Short task
Update the records below so that "Backspace" becomes "Delete" wherever it occurs, leaving every other character unchanged.

Items from a data source:
* * *

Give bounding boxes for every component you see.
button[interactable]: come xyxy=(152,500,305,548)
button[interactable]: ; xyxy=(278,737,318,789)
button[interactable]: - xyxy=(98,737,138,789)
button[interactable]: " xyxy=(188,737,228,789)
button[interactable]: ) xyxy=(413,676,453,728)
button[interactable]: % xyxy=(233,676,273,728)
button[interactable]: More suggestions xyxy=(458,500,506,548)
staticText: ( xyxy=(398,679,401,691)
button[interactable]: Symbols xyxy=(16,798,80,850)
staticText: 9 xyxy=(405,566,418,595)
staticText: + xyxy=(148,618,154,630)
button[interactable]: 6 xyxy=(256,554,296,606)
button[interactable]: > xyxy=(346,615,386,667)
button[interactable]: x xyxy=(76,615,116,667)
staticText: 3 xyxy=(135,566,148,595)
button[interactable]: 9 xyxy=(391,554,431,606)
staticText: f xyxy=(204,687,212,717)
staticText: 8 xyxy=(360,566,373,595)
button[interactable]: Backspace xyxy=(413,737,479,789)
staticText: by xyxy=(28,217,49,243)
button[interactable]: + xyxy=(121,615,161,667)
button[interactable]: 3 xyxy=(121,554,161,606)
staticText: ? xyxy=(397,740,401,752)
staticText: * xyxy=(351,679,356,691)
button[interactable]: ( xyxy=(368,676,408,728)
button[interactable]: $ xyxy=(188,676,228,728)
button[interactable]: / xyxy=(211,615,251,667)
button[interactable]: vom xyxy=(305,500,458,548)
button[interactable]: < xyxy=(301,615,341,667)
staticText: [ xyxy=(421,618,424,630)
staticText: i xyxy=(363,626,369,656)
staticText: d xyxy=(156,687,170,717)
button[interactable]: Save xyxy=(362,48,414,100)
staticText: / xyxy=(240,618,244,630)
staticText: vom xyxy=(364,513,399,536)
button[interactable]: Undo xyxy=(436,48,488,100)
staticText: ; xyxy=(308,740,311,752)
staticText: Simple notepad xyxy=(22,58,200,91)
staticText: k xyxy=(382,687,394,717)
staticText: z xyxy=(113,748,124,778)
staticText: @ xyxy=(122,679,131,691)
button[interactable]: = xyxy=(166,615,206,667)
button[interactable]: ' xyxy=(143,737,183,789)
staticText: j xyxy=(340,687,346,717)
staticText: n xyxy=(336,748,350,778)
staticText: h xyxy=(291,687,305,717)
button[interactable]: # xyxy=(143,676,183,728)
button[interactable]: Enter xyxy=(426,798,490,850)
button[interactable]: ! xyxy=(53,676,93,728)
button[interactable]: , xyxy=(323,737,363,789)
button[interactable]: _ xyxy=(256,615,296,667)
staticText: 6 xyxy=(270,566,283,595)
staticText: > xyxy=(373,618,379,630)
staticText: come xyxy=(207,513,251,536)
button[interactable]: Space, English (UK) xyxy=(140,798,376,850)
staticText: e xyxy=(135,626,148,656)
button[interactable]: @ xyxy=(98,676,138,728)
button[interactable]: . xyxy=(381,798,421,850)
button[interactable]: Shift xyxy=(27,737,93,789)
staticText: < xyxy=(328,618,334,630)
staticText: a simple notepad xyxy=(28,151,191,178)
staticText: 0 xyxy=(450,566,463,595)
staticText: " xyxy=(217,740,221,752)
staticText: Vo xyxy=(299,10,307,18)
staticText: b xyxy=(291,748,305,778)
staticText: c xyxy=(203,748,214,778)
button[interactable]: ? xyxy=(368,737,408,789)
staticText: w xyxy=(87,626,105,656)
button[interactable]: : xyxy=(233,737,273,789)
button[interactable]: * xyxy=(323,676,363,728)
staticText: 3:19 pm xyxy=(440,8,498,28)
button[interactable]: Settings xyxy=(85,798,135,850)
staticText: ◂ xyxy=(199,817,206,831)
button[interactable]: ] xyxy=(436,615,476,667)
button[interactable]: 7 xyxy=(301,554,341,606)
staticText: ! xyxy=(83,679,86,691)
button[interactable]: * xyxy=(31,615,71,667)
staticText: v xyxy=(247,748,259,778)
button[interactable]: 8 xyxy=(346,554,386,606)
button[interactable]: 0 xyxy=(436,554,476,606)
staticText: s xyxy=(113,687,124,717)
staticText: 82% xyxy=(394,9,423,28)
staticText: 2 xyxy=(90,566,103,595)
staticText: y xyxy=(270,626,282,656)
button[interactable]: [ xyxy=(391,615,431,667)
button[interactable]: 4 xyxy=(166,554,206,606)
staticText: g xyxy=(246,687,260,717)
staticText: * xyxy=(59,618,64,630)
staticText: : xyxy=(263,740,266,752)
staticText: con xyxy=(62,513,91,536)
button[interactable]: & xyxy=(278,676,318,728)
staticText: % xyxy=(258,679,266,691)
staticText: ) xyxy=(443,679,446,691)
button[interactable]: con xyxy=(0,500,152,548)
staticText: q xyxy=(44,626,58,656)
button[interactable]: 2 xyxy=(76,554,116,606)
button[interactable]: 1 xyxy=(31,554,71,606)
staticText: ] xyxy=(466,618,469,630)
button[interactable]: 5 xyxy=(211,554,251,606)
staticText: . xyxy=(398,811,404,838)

* * *

Answer for this exercise
Give bounding boxes for every component you see.
button[interactable]: come xyxy=(152,500,305,548)
button[interactable]: ; xyxy=(278,737,318,789)
button[interactable]: - xyxy=(98,737,138,789)
button[interactable]: " xyxy=(188,737,228,789)
button[interactable]: ) xyxy=(413,676,453,728)
button[interactable]: % xyxy=(233,676,273,728)
button[interactable]: More suggestions xyxy=(458,500,506,548)
staticText: ( xyxy=(398,679,401,691)
button[interactable]: Symbols xyxy=(16,798,80,850)
staticText: 9 xyxy=(405,566,418,595)
staticText: + xyxy=(148,618,154,630)
button[interactable]: 6 xyxy=(256,554,296,606)
button[interactable]: > xyxy=(346,615,386,667)
button[interactable]: x xyxy=(76,615,116,667)
staticText: 3 xyxy=(135,566,148,595)
button[interactable]: 9 xyxy=(391,554,431,606)
staticText: f xyxy=(204,687,212,717)
staticText: 8 xyxy=(360,566,373,595)
button[interactable]: Delete xyxy=(413,737,479,789)
staticText: by xyxy=(28,217,49,243)
button[interactable]: + xyxy=(121,615,161,667)
button[interactable]: 3 xyxy=(121,554,161,606)
staticText: ? xyxy=(397,740,401,752)
staticText: * xyxy=(351,679,356,691)
button[interactable]: ( xyxy=(368,676,408,728)
button[interactable]: $ xyxy=(188,676,228,728)
button[interactable]: / xyxy=(211,615,251,667)
button[interactable]: vom xyxy=(305,500,458,548)
button[interactable]: < xyxy=(301,615,341,667)
staticText: [ xyxy=(421,618,424,630)
staticText: i xyxy=(363,626,369,656)
staticText: d xyxy=(156,687,170,717)
button[interactable]: Save xyxy=(362,48,414,100)
staticText: / xyxy=(240,618,244,630)
staticText: vom xyxy=(364,513,399,536)
button[interactable]: Undo xyxy=(436,48,488,100)
staticText: ; xyxy=(308,740,311,752)
staticText: Simple notepad xyxy=(22,58,200,91)
staticText: k xyxy=(382,687,394,717)
staticText: z xyxy=(113,748,124,778)
staticText: @ xyxy=(122,679,131,691)
button[interactable]: = xyxy=(166,615,206,667)
button[interactable]: ' xyxy=(143,737,183,789)
staticText: j xyxy=(340,687,346,717)
staticText: n xyxy=(336,748,350,778)
staticText: h xyxy=(291,687,305,717)
button[interactable]: # xyxy=(143,676,183,728)
button[interactable]: Enter xyxy=(426,798,490,850)
button[interactable]: ! xyxy=(53,676,93,728)
button[interactable]: , xyxy=(323,737,363,789)
button[interactable]: _ xyxy=(256,615,296,667)
staticText: 6 xyxy=(270,566,283,595)
staticText: > xyxy=(373,618,379,630)
staticText: come xyxy=(207,513,251,536)
button[interactable]: Space, English (UK) xyxy=(140,798,376,850)
staticText: e xyxy=(135,626,148,656)
button[interactable]: @ xyxy=(98,676,138,728)
button[interactable]: . xyxy=(381,798,421,850)
button[interactable]: Shift xyxy=(27,737,93,789)
staticText: < xyxy=(328,618,334,630)
staticText: a simple notepad xyxy=(28,151,191,178)
staticText: 0 xyxy=(450,566,463,595)
staticText: " xyxy=(217,740,221,752)
staticText: Vo xyxy=(299,10,307,18)
staticText: b xyxy=(291,748,305,778)
staticText: c xyxy=(203,748,214,778)
button[interactable]: ? xyxy=(368,737,408,789)
staticText: w xyxy=(87,626,105,656)
button[interactable]: : xyxy=(233,737,273,789)
button[interactable]: * xyxy=(323,676,363,728)
staticText: 3:19 pm xyxy=(440,8,498,28)
button[interactable]: Settings xyxy=(85,798,135,850)
staticText: ◂ xyxy=(199,817,206,831)
button[interactable]: ] xyxy=(436,615,476,667)
button[interactable]: 7 xyxy=(301,554,341,606)
staticText: ! xyxy=(83,679,86,691)
button[interactable]: * xyxy=(31,615,71,667)
staticText: v xyxy=(247,748,259,778)
button[interactable]: 8 xyxy=(346,554,386,606)
button[interactable]: 0 xyxy=(436,554,476,606)
staticText: s xyxy=(113,687,124,717)
staticText: 82% xyxy=(394,9,423,28)
staticText: 2 xyxy=(90,566,103,595)
staticText: y xyxy=(270,626,282,656)
button[interactable]: [ xyxy=(391,615,431,667)
button[interactable]: 4 xyxy=(166,554,206,606)
staticText: g xyxy=(246,687,260,717)
staticText: * xyxy=(59,618,64,630)
staticText: : xyxy=(263,740,266,752)
staticText: con xyxy=(62,513,91,536)
button[interactable]: & xyxy=(278,676,318,728)
staticText: % xyxy=(258,679,266,691)
staticText: ) xyxy=(443,679,446,691)
button[interactable]: con xyxy=(0,500,152,548)
staticText: q xyxy=(44,626,58,656)
button[interactable]: 2 xyxy=(76,554,116,606)
button[interactable]: 1 xyxy=(31,554,71,606)
staticText: ] xyxy=(466,618,469,630)
button[interactable]: 5 xyxy=(211,554,251,606)
staticText: . xyxy=(398,811,404,838)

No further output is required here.